Drop the pictures from the entries below, then reproduce the rest exactly.

* **PROVIDED DATA**:

**********

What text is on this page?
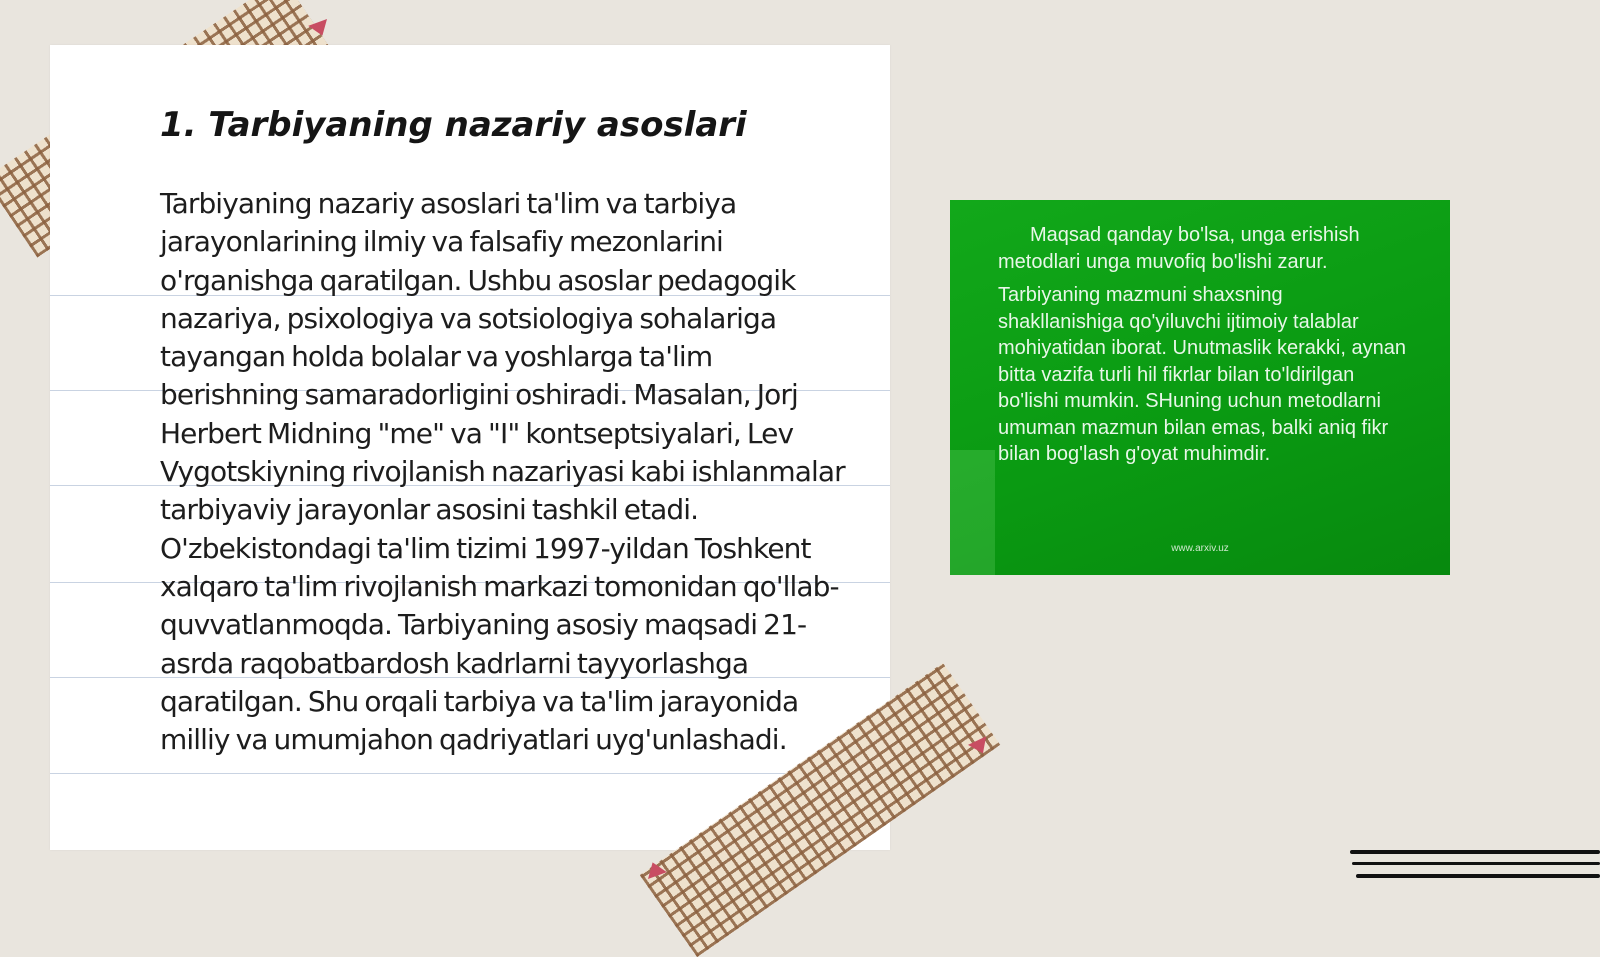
1. Tarbiyaning nazariy asoslari

Tarbiyaning nazariy asoslari ta'lim va tarbiya jarayonlarining ilmiy va falsafiy mezonlarini o'rganishga qaratilgan. Ushbu asoslar pedagogik nazariya, psixologiya va sotsiologiya sohalariga tayangan holda bolalar va yoshlarga ta'lim berishning samaradorligini oshiradi. Masalan, Jorj Herbert Midning "me" va "I" kontseptsiyalari, Lev Vygotskiyning rivojlanish nazariyasi kabi ishlanmalar tarbiyaviy jarayonlar asosini tashkil etadi. O'zbekistondagi ta'lim tizimi 1997-yildan Toshkent xalqaro ta'lim rivojlanish markazi tomonidan qo'llab-quvvatlanmoqda. Tarbiyaning asosiy maqsadi 21-asrda raqobatbardosh kadrlarni tayyorlashga qaratilgan. Shu orqali tarbiya va ta'lim jarayonida milliy va umumjahon qadriyatlari uyg'unlashadi.

Maqsad qanday bo'lsa, unga erishish metodlari unga muvofiq bo'lishi zarur.

Tarbiyaning mazmuni shaxsning shakllanishiga qo'yiluvchi ijtimoiy talablar mohiyatidan iborat. Unutmaslik kerakki, aynan bitta vazifa turli hil fikrlar bilan to'ldirilgan bo'lishi mumkin. SHuning uchun metodlarni umuman mazmun bilan emas, balki aniq fikr bilan bog'lash g'oyat muhimdir.

www.arxiv.uz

**********

* **EXERCISE RESPONSE**:
What text is on this page?
1. Tarbiyaning nazariy asoslari

Tarbiyaning nazariy asoslari ta'lim va tarbiya jarayonlarining ilmiy va falsafiy mezonlarini o'rganishga qaratilgan. Ushbu asoslar pedagogik nazariya, psixologiya va sotsiologiya sohalariga tayangan holda bolalar va yoshlarga ta'lim berishning samaradorligini oshiradi. Masalan, Jorj Herbert Midning "me" va "I" kontseptsiyalari, Lev Vygotskiyning rivojlanish nazariyasi kabi ishlanmalar tarbiyaviy jarayonlar asosini tashkil etadi. O'zbekistondagi ta'lim tizimi 1997-yildan Toshkent xalqaro ta'lim rivojlanish markazi tomonidan qo'llab-quvvatlanmoqda. Tarbiyaning asosiy maqsadi 21-asrda raqobatbardosh kadrlarni tayyorlashga qaratilgan. Shu orqali tarbiya va ta'lim jarayonida milliy va umumjahon qadriyatlari uyg'unlashadi.

Maqsad qanday bo'lsa, unga erishish metodlari unga muvofiq bo'lishi zarur.

Tarbiyaning mazmuni shaxsning shakllanishiga qo'yiluvchi ijtimoiy talablar mohiyatidan iborat. Unutmaslik kerakki, aynan bitta vazifa turli hil fikrlar bilan to'ldirilgan bo'lishi mumkin. SHuning uchun metodlarni umuman mazmun bilan emas, balki aniq fikr bilan bog'lash g'oyat muhimdir.

www.arxiv.uz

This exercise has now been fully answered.